# DATA TO USE:
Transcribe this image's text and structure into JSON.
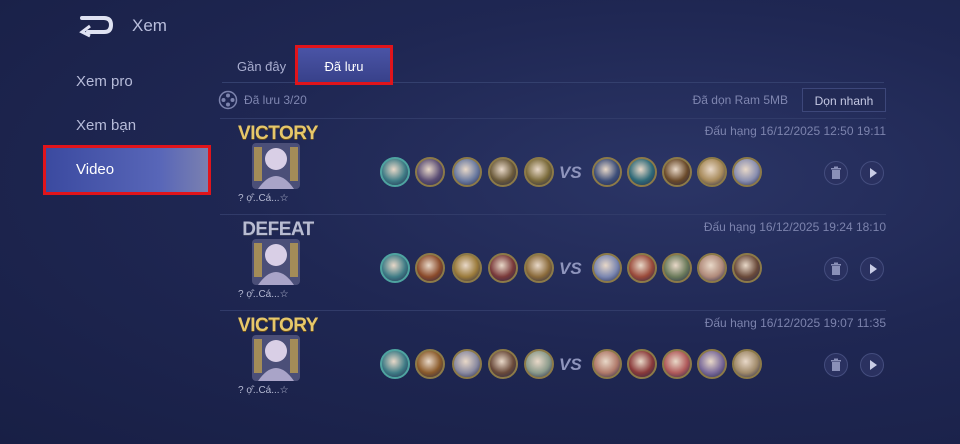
{
  "header": {
    "title": "Xem"
  },
  "sidebar": {
    "items": [
      {
        "label": "Xem pro"
      },
      {
        "label": "Xem bạn"
      },
      {
        "label": "Video"
      }
    ]
  },
  "tabs": [
    {
      "label": "Gần đây"
    },
    {
      "label": "Đã lưu"
    }
  ],
  "saved": {
    "count": "Đã lưu 3/20",
    "ram": "Đã dọn Ram 5MB",
    "clean_button": "Dọn nhanh"
  },
  "matches": [
    {
      "result": "VICTORY",
      "player": "? ợ̂..Cá...☆",
      "info": "Đấu hạng 16/12/2025 12:50 19:11"
    },
    {
      "result": "DEFEAT",
      "player": "? ợ̂..Cá...☆",
      "info": "Đấu hạng 16/12/2025 19:24 18:10"
    },
    {
      "result": "VICTORY",
      "player": "? ợ̂..Cá...☆",
      "info": "Đấu hạng 16/12/2025 19:07 11:35"
    }
  ],
  "vs_label": "VS",
  "icons": {
    "back": "back-arrow-icon",
    "reel": "film-reel-icon",
    "trash": "trash-icon",
    "play": "play-icon"
  }
}
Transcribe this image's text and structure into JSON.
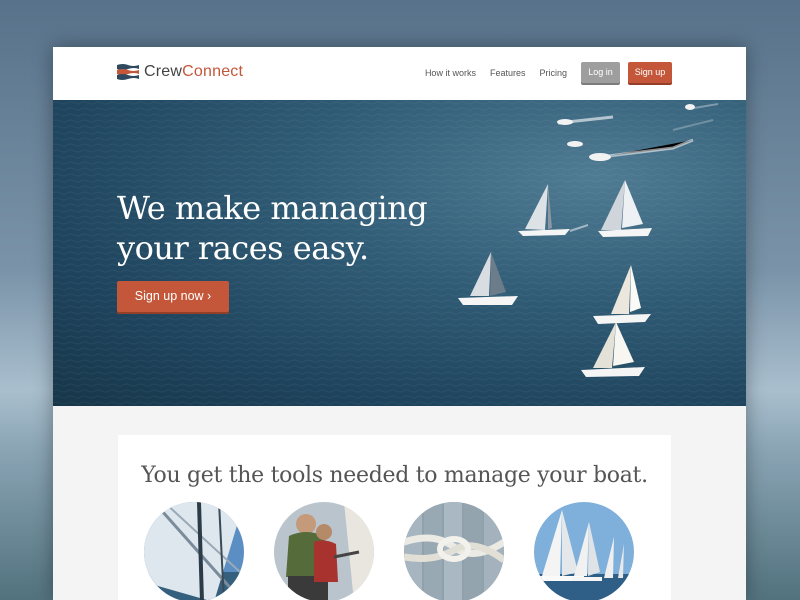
{
  "header": {
    "brand_part1": "Crew",
    "brand_part2": "Connect",
    "nav": [
      "How it works",
      "Features",
      "Pricing"
    ],
    "login_label": "Log in",
    "signup_label": "Sign up"
  },
  "hero": {
    "title": "We make managing your races easy.",
    "cta_label": "Sign up now ›"
  },
  "tools": {
    "title": "You get the tools needed to manage your boat."
  },
  "colors": {
    "accent": "#c4573a",
    "login_button": "#9e9e9e",
    "sea": "#2f5a74"
  }
}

# WHAT TO WORK ON:
Without the pictures, reproduce every line of the records above exactly.

# ANSWER IN FULL:
Transcribe this image's text and structure into JSON.
{
  "header": {
    "title": "Xem"
  },
  "sidebar": {
    "items": [
      {
        "label": "Xem pro"
      },
      {
        "label": "Xem bạn"
      },
      {
        "label": "Video"
      }
    ]
  },
  "tabs": [
    {
      "label": "Gần đây"
    },
    {
      "label": "Đã lưu"
    }
  ],
  "saved": {
    "count": "Đã lưu 3/20",
    "ram": "Đã dọn Ram 5MB",
    "clean_button": "Dọn nhanh"
  },
  "matches": [
    {
      "result": "VICTORY",
      "player": "? ợ̂..Cá...☆",
      "info": "Đấu hạng 16/12/2025 12:50 19:11"
    },
    {
      "result": "DEFEAT",
      "player": "? ợ̂..Cá...☆",
      "info": "Đấu hạng 16/12/2025 19:24 18:10"
    },
    {
      "result": "VICTORY",
      "player": "? ợ̂..Cá...☆",
      "info": "Đấu hạng 16/12/2025 19:07 11:35"
    }
  ],
  "vs_label": "VS",
  "icons": {
    "back": "back-arrow-icon",
    "reel": "film-reel-icon",
    "trash": "trash-icon",
    "play": "play-icon"
  }
}
Transcribe this image's text and structure into JSON.
{
  "header": {
    "brand_part1": "Crew",
    "brand_part2": "Connect",
    "nav": [
      "How it works",
      "Features",
      "Pricing"
    ],
    "login_label": "Log in",
    "signup_label": "Sign up"
  },
  "hero": {
    "title": "We make managing your races easy.",
    "cta_label": "Sign up now ›"
  },
  "tools": {
    "title": "You get the tools needed to manage your boat."
  },
  "colors": {
    "accent": "#c4573a",
    "login_button": "#9e9e9e",
    "sea": "#2f5a74"
  }
}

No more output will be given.